Exercise objective: Copy all lines below containing "vidéos".

★ ★ ★

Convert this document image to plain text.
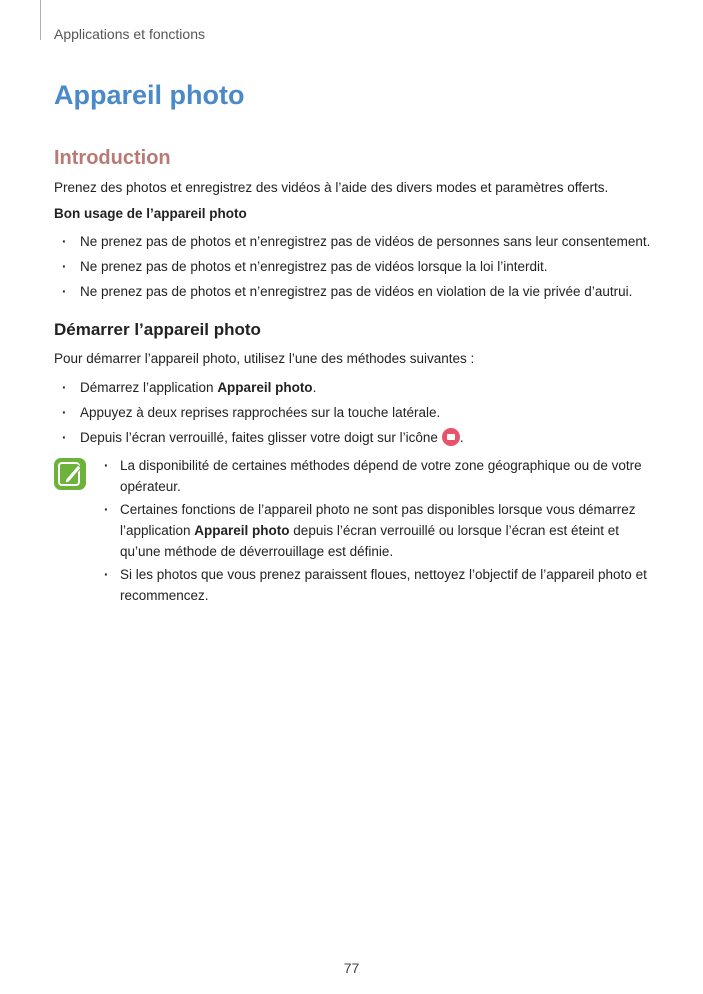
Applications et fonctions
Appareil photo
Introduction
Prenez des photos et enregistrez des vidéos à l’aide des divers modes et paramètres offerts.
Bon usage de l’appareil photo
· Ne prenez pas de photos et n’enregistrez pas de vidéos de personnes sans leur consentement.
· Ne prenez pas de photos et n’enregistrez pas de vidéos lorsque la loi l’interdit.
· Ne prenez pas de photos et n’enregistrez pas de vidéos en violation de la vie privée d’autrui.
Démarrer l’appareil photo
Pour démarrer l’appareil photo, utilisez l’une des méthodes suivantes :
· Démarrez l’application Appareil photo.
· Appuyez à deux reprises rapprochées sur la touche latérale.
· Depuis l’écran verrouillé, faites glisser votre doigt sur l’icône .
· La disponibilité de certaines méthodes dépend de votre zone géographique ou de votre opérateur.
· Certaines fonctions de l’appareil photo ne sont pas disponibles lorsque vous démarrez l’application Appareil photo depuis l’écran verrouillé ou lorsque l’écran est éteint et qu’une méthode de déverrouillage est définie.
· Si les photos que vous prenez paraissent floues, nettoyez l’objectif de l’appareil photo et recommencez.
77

★ ★ ★

Correct output:
Prenez des photos et enregistrez des vidéos à l’aide des divers modes et paramètres offerts.
· Ne prenez pas de photos et n’enregistrez pas de vidéos de personnes sans leur consentement.
· Ne prenez pas de photos et n’enregistrez pas de vidéos lorsque la loi l’interdit.
· Ne prenez pas de photos et n’enregistrez pas de vidéos en violation de la vie privée d’autrui.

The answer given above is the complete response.